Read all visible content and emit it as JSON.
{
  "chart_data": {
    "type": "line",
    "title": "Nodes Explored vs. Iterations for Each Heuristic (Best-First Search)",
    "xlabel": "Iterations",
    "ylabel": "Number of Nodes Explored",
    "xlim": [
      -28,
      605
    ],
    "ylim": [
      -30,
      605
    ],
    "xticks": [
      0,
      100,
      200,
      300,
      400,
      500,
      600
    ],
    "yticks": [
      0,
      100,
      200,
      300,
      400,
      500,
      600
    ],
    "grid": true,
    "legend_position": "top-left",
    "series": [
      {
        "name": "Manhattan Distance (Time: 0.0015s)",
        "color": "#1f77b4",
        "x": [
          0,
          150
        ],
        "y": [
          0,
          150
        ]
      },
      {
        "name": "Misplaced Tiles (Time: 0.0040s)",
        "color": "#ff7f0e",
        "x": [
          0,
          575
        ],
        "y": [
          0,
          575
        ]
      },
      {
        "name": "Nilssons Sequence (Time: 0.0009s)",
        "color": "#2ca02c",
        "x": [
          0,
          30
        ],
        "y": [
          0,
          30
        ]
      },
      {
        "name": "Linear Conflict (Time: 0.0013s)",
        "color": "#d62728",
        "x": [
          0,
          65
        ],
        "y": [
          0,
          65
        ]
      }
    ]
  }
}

☆ ☆ ☆ ☆ ☆ ☆ ☆

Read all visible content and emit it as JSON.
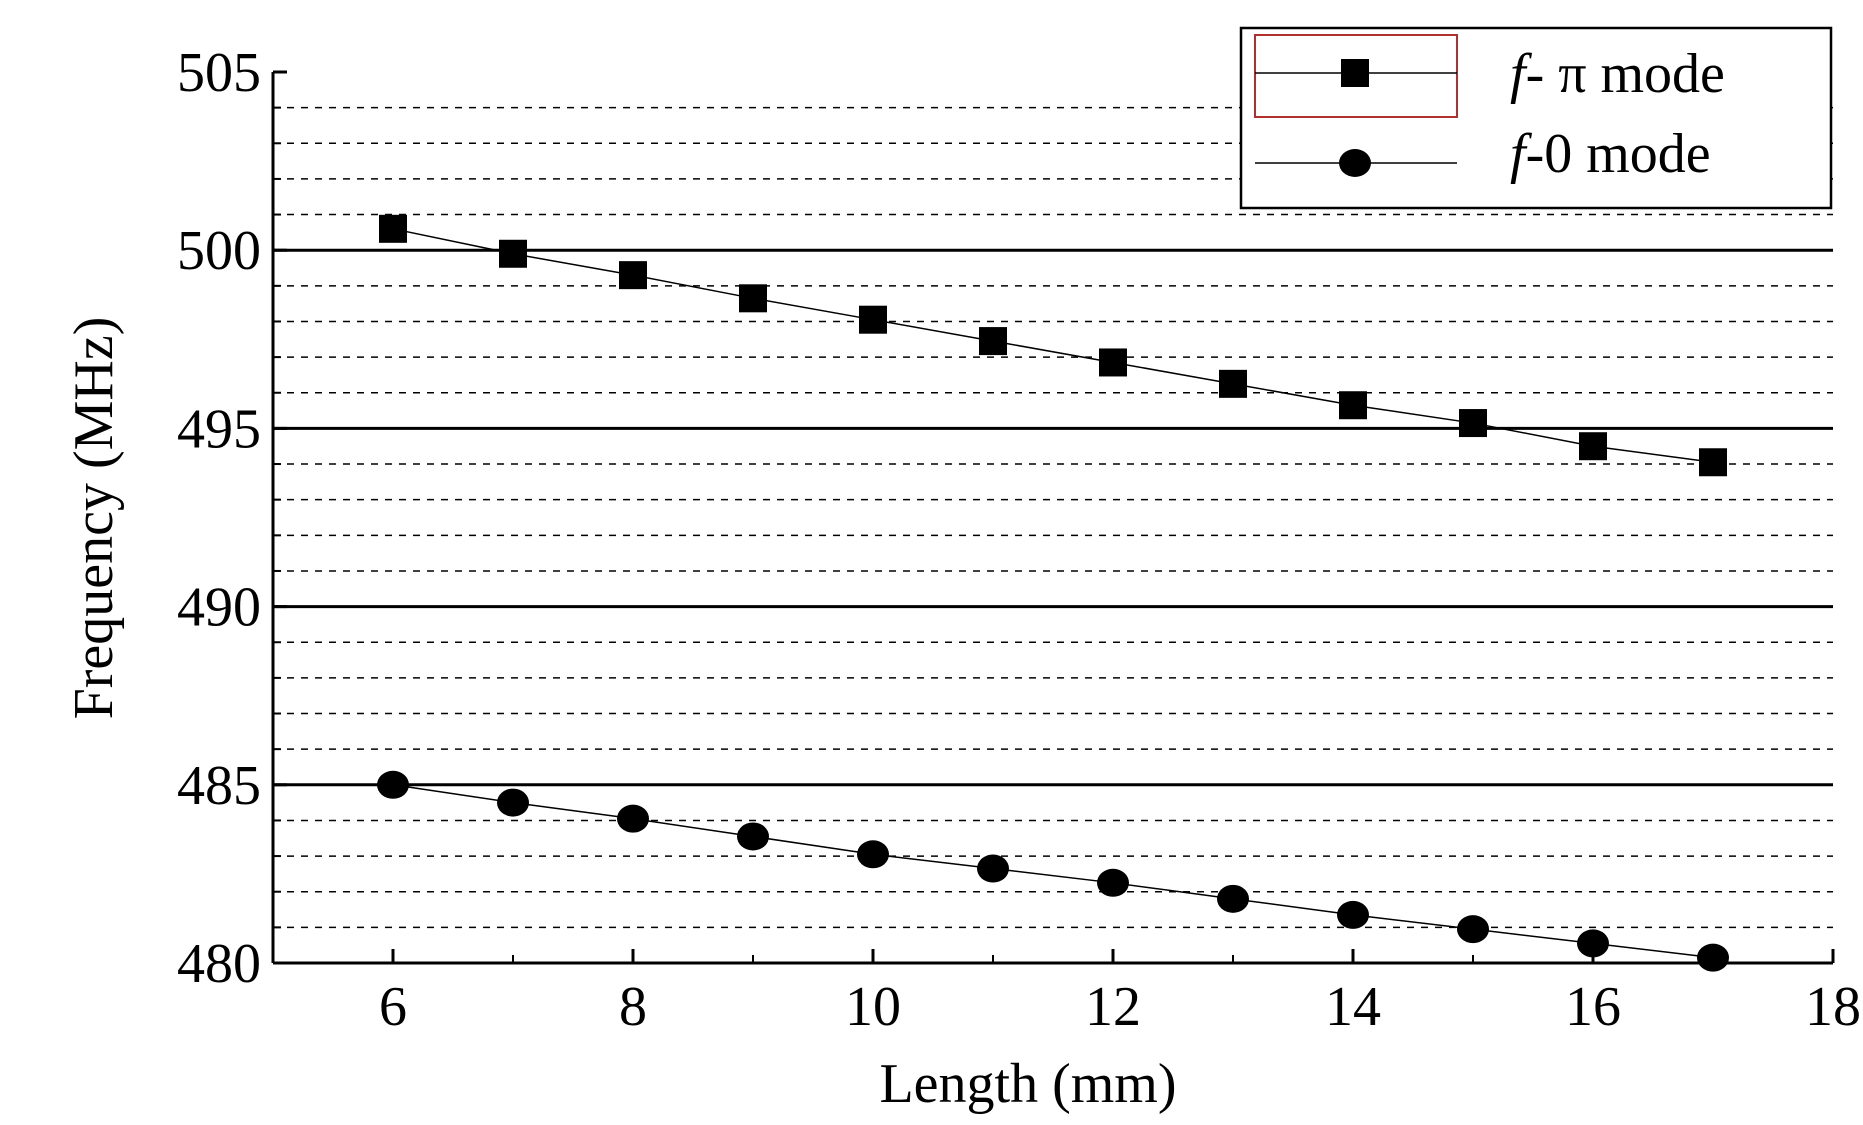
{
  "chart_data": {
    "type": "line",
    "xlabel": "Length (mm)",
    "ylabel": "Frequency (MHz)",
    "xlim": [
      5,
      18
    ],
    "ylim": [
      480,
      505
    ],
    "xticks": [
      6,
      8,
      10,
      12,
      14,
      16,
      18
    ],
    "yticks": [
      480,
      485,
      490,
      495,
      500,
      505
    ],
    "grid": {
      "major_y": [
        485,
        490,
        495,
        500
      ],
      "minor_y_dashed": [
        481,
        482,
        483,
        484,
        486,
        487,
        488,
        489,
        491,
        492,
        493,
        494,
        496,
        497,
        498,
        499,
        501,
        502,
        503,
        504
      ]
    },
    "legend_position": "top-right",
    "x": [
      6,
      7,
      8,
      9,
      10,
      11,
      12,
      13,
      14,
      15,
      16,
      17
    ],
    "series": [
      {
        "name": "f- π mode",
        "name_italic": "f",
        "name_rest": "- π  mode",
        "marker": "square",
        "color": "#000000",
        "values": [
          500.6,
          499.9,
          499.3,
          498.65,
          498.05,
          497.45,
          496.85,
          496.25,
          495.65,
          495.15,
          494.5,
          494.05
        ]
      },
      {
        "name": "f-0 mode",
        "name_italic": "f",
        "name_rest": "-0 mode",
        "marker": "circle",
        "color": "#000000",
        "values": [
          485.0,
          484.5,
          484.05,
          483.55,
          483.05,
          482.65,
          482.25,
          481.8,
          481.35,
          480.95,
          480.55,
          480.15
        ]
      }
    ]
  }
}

☆ ☆ ☆ ☆ ☆ ☆ ☆

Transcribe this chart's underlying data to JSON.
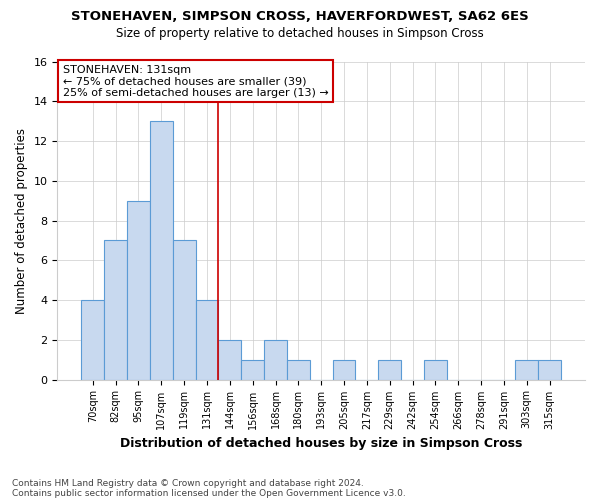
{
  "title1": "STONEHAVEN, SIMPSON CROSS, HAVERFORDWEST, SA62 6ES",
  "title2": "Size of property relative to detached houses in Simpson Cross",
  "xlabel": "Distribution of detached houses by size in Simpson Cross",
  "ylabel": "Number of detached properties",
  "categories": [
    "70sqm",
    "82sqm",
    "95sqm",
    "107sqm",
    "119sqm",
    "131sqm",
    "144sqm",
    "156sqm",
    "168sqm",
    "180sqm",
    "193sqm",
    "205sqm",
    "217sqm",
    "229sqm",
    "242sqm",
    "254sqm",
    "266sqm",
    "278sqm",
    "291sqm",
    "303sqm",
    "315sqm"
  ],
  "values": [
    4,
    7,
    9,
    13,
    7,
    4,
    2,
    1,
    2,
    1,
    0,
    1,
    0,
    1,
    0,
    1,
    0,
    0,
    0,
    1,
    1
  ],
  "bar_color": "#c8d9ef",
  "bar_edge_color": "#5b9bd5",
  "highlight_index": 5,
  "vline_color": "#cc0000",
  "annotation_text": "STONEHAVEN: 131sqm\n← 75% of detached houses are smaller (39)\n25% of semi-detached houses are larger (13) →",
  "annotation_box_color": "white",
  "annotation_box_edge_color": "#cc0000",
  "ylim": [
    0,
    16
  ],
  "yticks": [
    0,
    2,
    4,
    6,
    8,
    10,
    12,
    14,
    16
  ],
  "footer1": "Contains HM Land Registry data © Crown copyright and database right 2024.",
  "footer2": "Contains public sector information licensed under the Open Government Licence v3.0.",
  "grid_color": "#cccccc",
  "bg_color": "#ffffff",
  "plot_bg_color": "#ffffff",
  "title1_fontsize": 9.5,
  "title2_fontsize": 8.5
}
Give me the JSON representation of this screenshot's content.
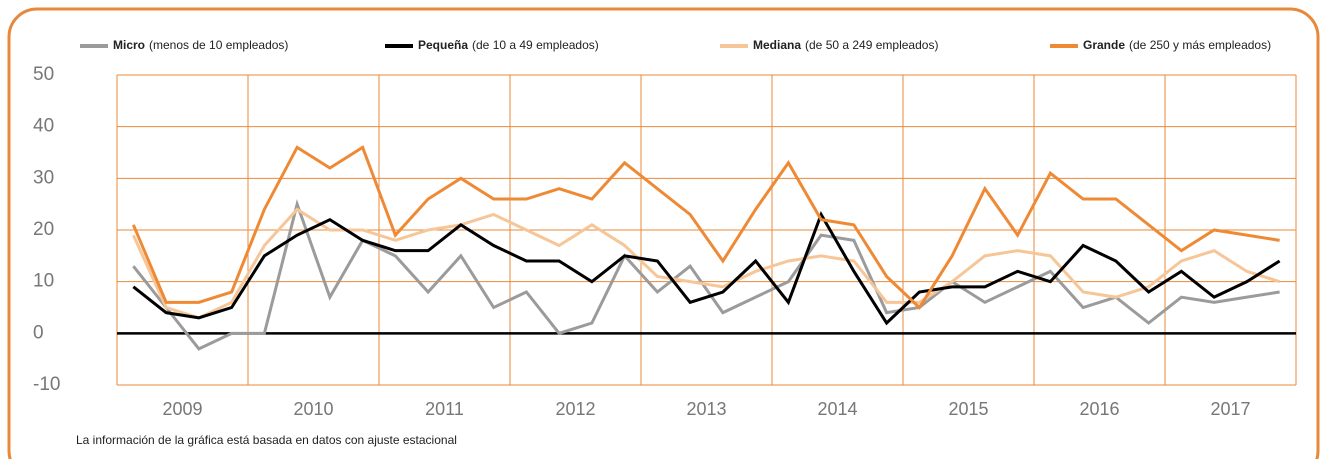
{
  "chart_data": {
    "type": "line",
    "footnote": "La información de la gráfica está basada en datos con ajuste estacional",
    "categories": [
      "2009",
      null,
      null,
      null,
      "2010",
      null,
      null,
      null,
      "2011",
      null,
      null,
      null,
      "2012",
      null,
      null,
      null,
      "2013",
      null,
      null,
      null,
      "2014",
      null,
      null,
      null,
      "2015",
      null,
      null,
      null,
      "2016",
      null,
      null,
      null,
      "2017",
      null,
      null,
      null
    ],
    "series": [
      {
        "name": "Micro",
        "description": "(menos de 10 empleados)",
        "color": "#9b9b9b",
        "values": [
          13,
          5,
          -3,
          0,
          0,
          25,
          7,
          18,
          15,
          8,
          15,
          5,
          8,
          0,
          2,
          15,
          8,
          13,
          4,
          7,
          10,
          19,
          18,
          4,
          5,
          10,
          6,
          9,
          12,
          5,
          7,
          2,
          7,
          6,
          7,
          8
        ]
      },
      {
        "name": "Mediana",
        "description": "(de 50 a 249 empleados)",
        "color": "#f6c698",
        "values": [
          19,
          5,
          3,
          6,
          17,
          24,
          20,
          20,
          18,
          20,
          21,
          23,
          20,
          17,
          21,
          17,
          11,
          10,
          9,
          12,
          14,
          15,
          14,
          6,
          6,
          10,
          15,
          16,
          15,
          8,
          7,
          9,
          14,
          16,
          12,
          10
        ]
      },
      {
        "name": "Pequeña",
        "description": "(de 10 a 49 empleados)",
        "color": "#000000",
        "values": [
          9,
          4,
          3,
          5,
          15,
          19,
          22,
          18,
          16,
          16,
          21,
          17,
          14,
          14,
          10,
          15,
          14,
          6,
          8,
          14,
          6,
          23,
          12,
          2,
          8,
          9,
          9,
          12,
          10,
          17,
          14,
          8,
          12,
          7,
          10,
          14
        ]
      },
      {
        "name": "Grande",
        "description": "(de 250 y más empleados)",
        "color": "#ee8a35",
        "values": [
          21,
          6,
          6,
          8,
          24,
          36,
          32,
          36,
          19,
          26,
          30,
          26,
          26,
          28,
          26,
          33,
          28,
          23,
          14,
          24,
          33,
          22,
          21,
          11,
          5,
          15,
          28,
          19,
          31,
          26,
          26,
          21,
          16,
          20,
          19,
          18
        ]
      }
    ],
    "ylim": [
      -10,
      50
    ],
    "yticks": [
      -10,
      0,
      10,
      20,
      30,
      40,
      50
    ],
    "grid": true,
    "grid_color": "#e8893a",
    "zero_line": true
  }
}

☆ ☆ ☆ ☆ ☆ ☆ ☆

Using the listing above, locate the lines that hold "Number" and copy each one.

§ **Correct result**
    "ylabel": "Number of Nodes Explored",
  "ylabel": "Number of detached properties",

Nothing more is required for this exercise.